Write out the entire listing below exactly, with the pictures left out.
● ● ● ● ●
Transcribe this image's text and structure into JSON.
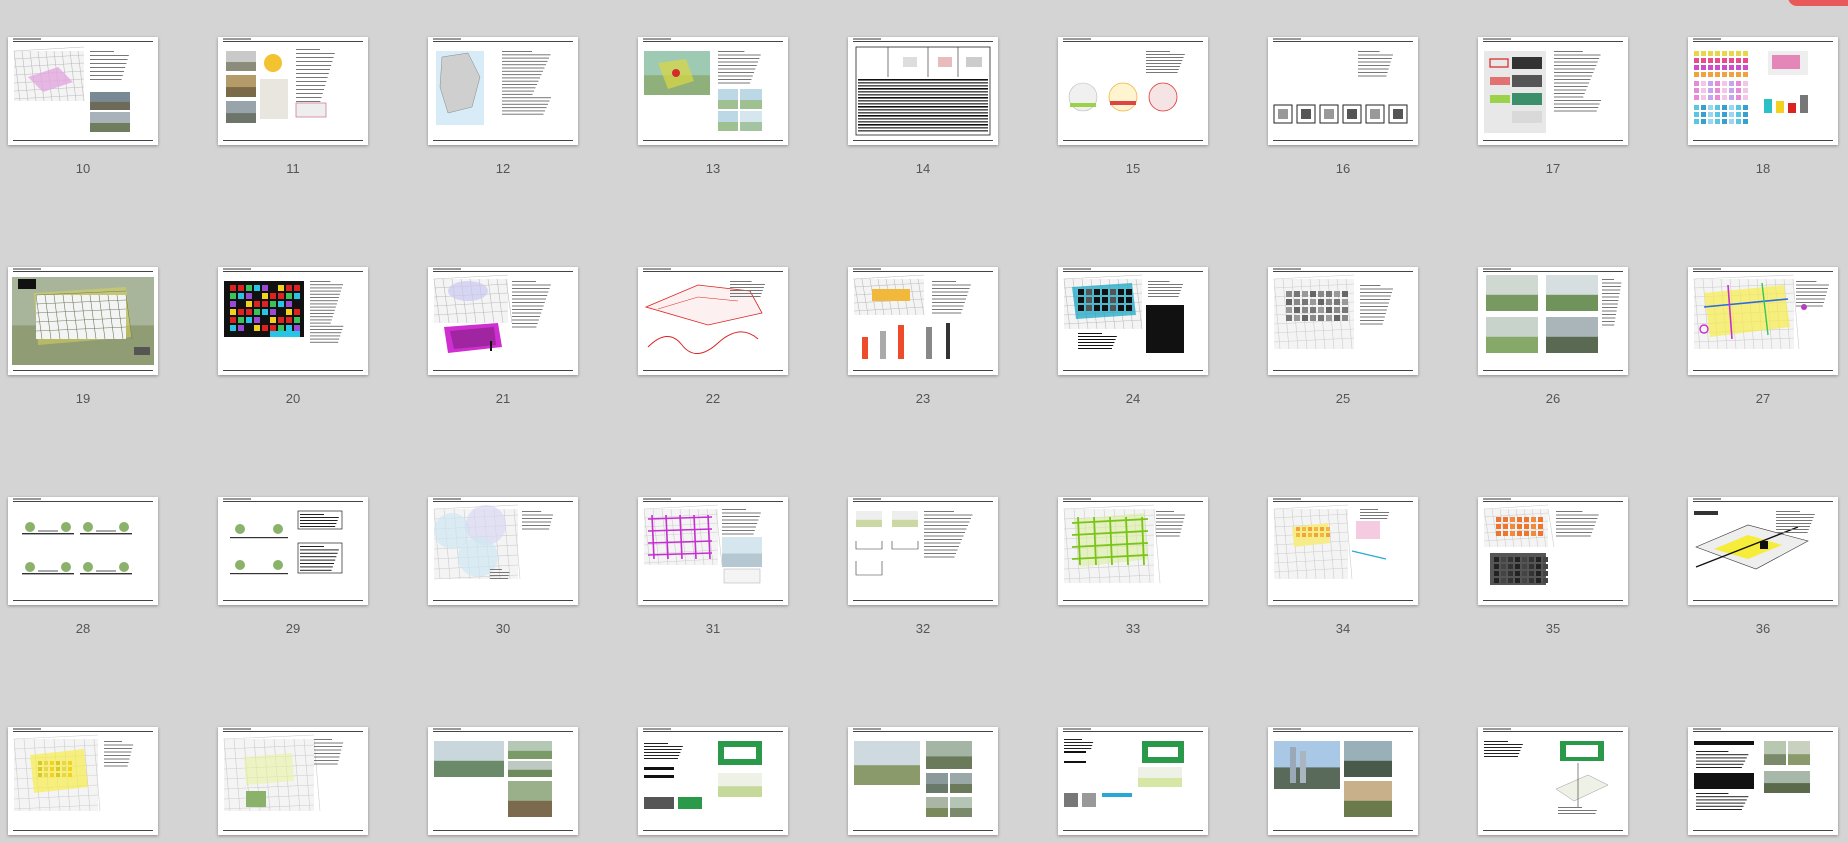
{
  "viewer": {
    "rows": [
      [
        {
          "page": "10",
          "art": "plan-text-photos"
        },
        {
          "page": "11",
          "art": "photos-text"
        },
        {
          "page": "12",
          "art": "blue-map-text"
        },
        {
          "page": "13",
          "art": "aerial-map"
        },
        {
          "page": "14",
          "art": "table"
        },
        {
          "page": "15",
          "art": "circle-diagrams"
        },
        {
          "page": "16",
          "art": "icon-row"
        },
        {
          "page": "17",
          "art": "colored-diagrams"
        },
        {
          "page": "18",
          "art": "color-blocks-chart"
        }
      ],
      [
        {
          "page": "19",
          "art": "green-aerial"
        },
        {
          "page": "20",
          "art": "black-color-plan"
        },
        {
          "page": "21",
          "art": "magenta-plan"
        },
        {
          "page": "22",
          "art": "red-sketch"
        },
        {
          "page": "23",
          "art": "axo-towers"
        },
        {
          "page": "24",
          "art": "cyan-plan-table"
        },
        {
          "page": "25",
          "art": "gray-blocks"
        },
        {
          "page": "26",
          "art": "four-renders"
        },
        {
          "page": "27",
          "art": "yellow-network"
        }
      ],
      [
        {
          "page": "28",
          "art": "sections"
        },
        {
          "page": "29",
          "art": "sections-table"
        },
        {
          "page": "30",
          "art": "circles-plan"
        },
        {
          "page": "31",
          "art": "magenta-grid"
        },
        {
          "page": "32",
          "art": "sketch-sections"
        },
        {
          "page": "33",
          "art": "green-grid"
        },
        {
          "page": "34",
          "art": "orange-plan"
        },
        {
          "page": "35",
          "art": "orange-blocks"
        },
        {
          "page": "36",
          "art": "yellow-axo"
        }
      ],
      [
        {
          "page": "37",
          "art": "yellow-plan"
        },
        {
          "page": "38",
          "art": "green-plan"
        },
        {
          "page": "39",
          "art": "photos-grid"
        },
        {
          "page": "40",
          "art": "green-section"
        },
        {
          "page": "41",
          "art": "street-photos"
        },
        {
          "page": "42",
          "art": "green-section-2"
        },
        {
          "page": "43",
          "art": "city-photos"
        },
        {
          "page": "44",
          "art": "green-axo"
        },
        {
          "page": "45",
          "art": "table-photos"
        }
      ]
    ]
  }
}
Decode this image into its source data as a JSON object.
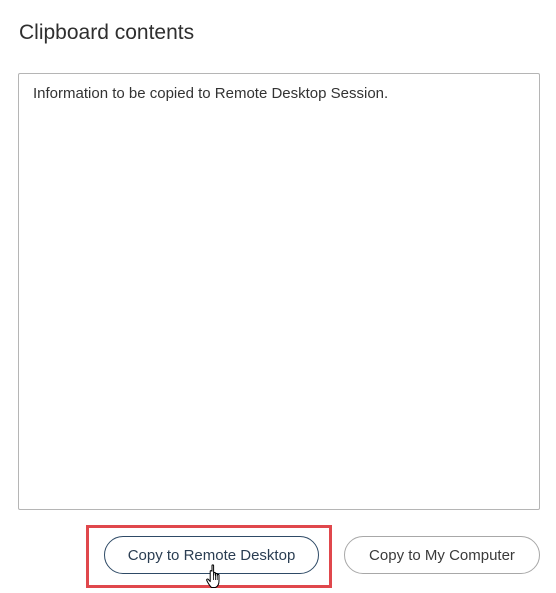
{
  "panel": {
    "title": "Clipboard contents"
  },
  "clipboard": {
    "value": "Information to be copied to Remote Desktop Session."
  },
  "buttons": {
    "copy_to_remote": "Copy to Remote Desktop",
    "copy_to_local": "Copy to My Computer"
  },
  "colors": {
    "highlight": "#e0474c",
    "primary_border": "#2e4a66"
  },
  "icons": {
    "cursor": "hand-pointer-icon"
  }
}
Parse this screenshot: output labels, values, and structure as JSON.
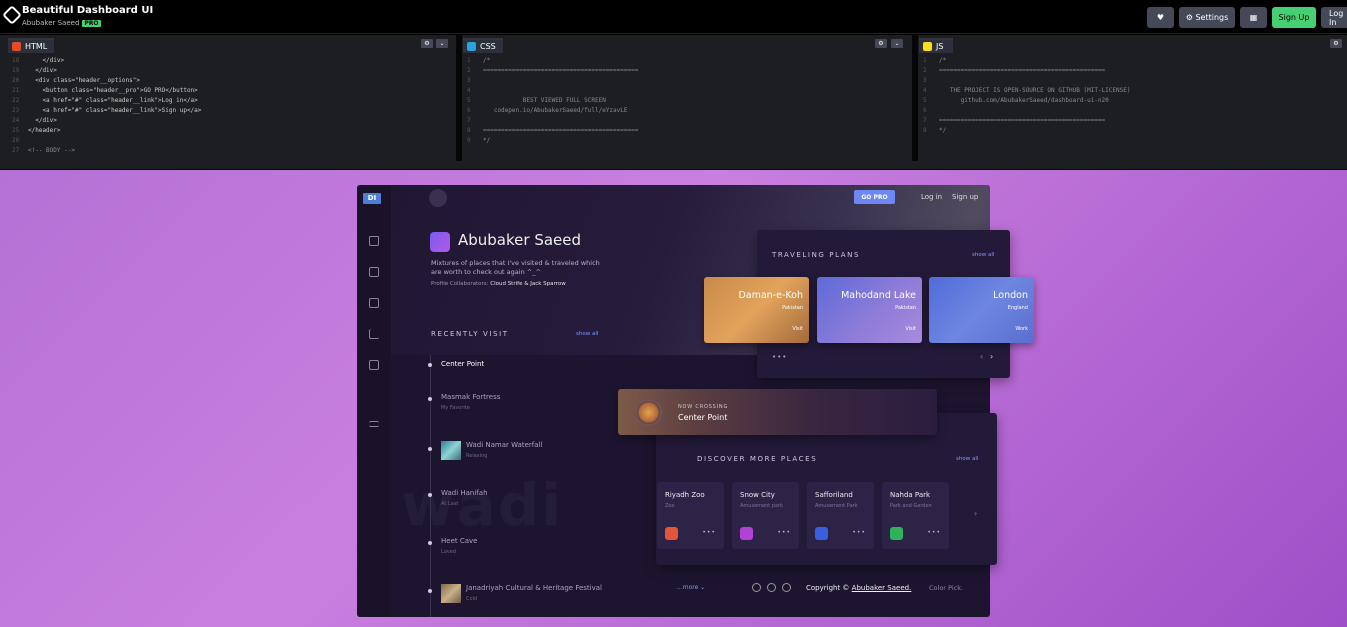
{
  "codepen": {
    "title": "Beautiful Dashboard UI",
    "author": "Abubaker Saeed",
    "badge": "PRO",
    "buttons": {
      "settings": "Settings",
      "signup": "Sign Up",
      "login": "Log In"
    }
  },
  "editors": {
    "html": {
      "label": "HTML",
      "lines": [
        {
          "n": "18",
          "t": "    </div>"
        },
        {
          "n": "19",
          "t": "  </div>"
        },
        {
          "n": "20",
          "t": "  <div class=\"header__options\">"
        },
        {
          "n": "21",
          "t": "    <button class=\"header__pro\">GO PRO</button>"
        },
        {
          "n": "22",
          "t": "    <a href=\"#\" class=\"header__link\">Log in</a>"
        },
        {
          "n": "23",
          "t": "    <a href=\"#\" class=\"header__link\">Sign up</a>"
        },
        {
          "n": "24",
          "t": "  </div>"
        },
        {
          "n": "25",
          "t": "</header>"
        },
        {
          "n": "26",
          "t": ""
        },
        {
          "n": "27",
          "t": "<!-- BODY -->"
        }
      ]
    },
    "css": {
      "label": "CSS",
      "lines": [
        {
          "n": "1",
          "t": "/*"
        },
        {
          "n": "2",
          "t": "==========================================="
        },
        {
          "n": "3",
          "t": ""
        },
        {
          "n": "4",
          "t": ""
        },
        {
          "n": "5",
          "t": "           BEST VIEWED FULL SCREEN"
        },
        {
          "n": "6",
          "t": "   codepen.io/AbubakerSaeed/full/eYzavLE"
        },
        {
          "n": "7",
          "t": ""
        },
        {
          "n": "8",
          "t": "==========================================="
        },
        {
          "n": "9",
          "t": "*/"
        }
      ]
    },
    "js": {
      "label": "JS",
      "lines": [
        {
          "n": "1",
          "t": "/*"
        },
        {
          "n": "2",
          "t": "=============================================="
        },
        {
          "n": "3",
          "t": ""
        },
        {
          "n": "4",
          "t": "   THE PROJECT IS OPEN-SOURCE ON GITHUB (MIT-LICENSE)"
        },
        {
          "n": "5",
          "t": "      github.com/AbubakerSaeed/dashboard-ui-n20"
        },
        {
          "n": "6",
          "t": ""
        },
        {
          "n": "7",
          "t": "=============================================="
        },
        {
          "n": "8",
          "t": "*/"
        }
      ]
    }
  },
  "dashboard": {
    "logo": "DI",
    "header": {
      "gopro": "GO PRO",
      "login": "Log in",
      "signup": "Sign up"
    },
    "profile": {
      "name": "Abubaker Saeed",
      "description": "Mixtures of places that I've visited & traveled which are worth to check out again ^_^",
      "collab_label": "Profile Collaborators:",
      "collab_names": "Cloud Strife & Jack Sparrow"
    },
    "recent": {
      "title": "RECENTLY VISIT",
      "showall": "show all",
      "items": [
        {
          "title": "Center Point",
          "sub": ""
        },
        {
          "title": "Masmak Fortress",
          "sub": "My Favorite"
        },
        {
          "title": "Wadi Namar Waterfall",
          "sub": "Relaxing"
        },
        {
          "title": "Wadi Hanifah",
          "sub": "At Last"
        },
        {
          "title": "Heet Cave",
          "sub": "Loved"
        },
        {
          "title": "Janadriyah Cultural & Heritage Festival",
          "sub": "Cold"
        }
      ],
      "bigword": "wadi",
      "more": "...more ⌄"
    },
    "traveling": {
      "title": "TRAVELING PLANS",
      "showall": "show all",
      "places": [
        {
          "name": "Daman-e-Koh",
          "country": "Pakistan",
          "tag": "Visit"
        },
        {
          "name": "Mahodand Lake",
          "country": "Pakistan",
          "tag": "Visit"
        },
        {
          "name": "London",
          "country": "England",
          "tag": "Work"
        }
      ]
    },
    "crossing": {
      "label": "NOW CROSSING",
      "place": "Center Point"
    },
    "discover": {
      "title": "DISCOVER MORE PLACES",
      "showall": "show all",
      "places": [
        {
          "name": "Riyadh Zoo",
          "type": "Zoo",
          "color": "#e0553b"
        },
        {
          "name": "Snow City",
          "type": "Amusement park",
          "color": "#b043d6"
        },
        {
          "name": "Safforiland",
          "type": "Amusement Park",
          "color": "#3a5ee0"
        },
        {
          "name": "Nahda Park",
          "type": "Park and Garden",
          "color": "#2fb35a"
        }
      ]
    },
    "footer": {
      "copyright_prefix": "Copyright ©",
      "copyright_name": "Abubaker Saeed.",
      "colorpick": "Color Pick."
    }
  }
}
● ● ● ● ●
### TASK OUTPUT
Transcribe this image's text and structure into JSON.
{
  "viewer": {
    "rows": [
      [
        {
          "page": "10",
          "art": "plan-text-photos"
        },
        {
          "page": "11",
          "art": "photos-text"
        },
        {
          "page": "12",
          "art": "blue-map-text"
        },
        {
          "page": "13",
          "art": "aerial-map"
        },
        {
          "page": "14",
          "art": "table"
        },
        {
          "page": "15",
          "art": "circle-diagrams"
        },
        {
          "page": "16",
          "art": "icon-row"
        },
        {
          "page": "17",
          "art": "colored-diagrams"
        },
        {
          "page": "18",
          "art": "color-blocks-chart"
        }
      ],
      [
        {
          "page": "19",
          "art": "green-aerial"
        },
        {
          "page": "20",
          "art": "black-color-plan"
        },
        {
          "page": "21",
          "art": "magenta-plan"
        },
        {
          "page": "22",
          "art": "red-sketch"
        },
        {
          "page": "23",
          "art": "axo-towers"
        },
        {
          "page": "24",
          "art": "cyan-plan-table"
        },
        {
          "page": "25",
          "art": "gray-blocks"
        },
        {
          "page": "26",
          "art": "four-renders"
        },
        {
          "page": "27",
          "art": "yellow-network"
        }
      ],
      [
        {
          "page": "28",
          "art": "sections"
        },
        {
          "page": "29",
          "art": "sections-table"
        },
        {
          "page": "30",
          "art": "circles-plan"
        },
        {
          "page": "31",
          "art": "magenta-grid"
        },
        {
          "page": "32",
          "art": "sketch-sections"
        },
        {
          "page": "33",
          "art": "green-grid"
        },
        {
          "page": "34",
          "art": "orange-plan"
        },
        {
          "page": "35",
          "art": "orange-blocks"
        },
        {
          "page": "36",
          "art": "yellow-axo"
        }
      ],
      [
        {
          "page": "37",
          "art": "yellow-plan"
        },
        {
          "page": "38",
          "art": "green-plan"
        },
        {
          "page": "39",
          "art": "photos-grid"
        },
        {
          "page": "40",
          "art": "green-section"
        },
        {
          "page": "41",
          "art": "street-photos"
        },
        {
          "page": "42",
          "art": "green-section-2"
        },
        {
          "page": "43",
          "art": "city-photos"
        },
        {
          "page": "44",
          "art": "green-axo"
        },
        {
          "page": "45",
          "art": "table-photos"
        }
      ]
    ]
  }
}
Decode this image into its source data as a JSON object.
{
  "panel": {
    "title": "Clipboard contents"
  },
  "clipboard": {
    "value": "Information to be copied to Remote Desktop Session."
  },
  "buttons": {
    "copy_to_remote": "Copy to Remote Desktop",
    "copy_to_local": "Copy to My Computer"
  },
  "colors": {
    "highlight": "#e0474c",
    "primary_border": "#2e4a66"
  },
  "icons": {
    "cursor": "hand-pointer-icon"
  }
}
Parse this screenshot: output labels, values, and structure as JSON.
{
  "codepen": {
    "title": "Beautiful Dashboard UI",
    "author": "Abubaker Saeed",
    "badge": "PRO",
    "buttons": {
      "settings": "Settings",
      "signup": "Sign Up",
      "login": "Log In"
    }
  },
  "editors": {
    "html": {
      "label": "HTML",
      "lines": [
        {
          "n": "18",
          "t": "    </div>"
        },
        {
          "n": "19",
          "t": "  </div>"
        },
        {
          "n": "20",
          "t": "  <div class=\"header__options\">"
        },
        {
          "n": "21",
          "t": "    <button class=\"header__pro\">GO PRO</button>"
        },
        {
          "n": "22",
          "t": "    <a href=\"#\" class=\"header__link\">Log in</a>"
        },
        {
          "n": "23",
          "t": "    <a href=\"#\" class=\"header__link\">Sign up</a>"
        },
        {
          "n": "24",
          "t": "  </div>"
        },
        {
          "n": "25",
          "t": "</header>"
        },
        {
          "n": "26",
          "t": ""
        },
        {
          "n": "27",
          "t": "<!-- BODY -->"
        }
      ]
    },
    "css": {
      "label": "CSS",
      "lines": [
        {
          "n": "1",
          "t": "/*"
        },
        {
          "n": "2",
          "t": "==========================================="
        },
        {
          "n": "3",
          "t": ""
        },
        {
          "n": "4",
          "t": ""
        },
        {
          "n": "5",
          "t": "           BEST VIEWED FULL SCREEN"
        },
        {
          "n": "6",
          "t": "   codepen.io/AbubakerSaeed/full/eYzavLE"
        },
        {
          "n": "7",
          "t": ""
        },
        {
          "n": "8",
          "t": "==========================================="
        },
        {
          "n": "9",
          "t": "*/"
        }
      ]
    },
    "js": {
      "label": "JS",
      "lines": [
        {
          "n": "1",
          "t": "/*"
        },
        {
          "n": "2",
          "t": "=============================================="
        },
        {
          "n": "3",
          "t": ""
        },
        {
          "n": "4",
          "t": "   THE PROJECT IS OPEN-SOURCE ON GITHUB (MIT-LICENSE)"
        },
        {
          "n": "5",
          "t": "      github.com/AbubakerSaeed/dashboard-ui-n20"
        },
        {
          "n": "6",
          "t": ""
        },
        {
          "n": "7",
          "t": "=============================================="
        },
        {
          "n": "8",
          "t": "*/"
        }
      ]
    }
  },
  "dashboard": {
    "logo": "DI",
    "header": {
      "gopro": "GO PRO",
      "login": "Log in",
      "signup": "Sign up"
    },
    "profile": {
      "name": "Abubaker Saeed",
      "description": "Mixtures of places that I've visited & traveled which are worth to check out again ^_^",
      "collab_label": "Profile Collaborators:",
      "collab_names": "Cloud Strife & Jack Sparrow"
    },
    "recent": {
      "title": "RECENTLY VISIT",
      "showall": "show all",
      "items": [
        {
          "title": "Center Point",
          "sub": ""
        },
        {
          "title": "Masmak Fortress",
          "sub": "My Favorite"
        },
        {
          "title": "Wadi Namar Waterfall",
          "sub": "Relaxing"
        },
        {
          "title": "Wadi Hanifah",
          "sub": "At Last"
        },
        {
          "title": "Heet Cave",
          "sub": "Loved"
        },
        {
          "title": "Janadriyah Cultural & Heritage Festival",
          "sub": "Cold"
        }
      ],
      "bigword": "wadi",
      "more": "...more ⌄"
    },
    "traveling": {
      "title": "TRAVELING PLANS",
      "showall": "show all",
      "places": [
        {
          "name": "Daman-e-Koh",
          "country": "Pakistan",
          "tag": "Visit"
        },
        {
          "name": "Mahodand Lake",
          "country": "Pakistan",
          "tag": "Visit"
        },
        {
          "name": "London",
          "country": "England",
          "tag": "Work"
        }
      ]
    },
    "crossing": {
      "label": "NOW CROSSING",
      "place": "Center Point"
    },
    "discover": {
      "title": "DISCOVER MORE PLACES",
      "showall": "show all",
      "places": [
        {
          "name": "Riyadh Zoo",
          "type": "Zoo",
          "color": "#e0553b"
        },
        {
          "name": "Snow City",
          "type": "Amusement park",
          "color": "#b043d6"
        },
        {
          "name": "Safforiland",
          "type": "Amusement Park",
          "color": "#3a5ee0"
        },
        {
          "name": "Nahda Park",
          "type": "Park and Garden",
          "color": "#2fb35a"
        }
      ]
    },
    "footer": {
      "copyright_prefix": "Copyright ©",
      "copyright_name": "Abubaker Saeed.",
      "colorpick": "Color Pick."
    }
  }
}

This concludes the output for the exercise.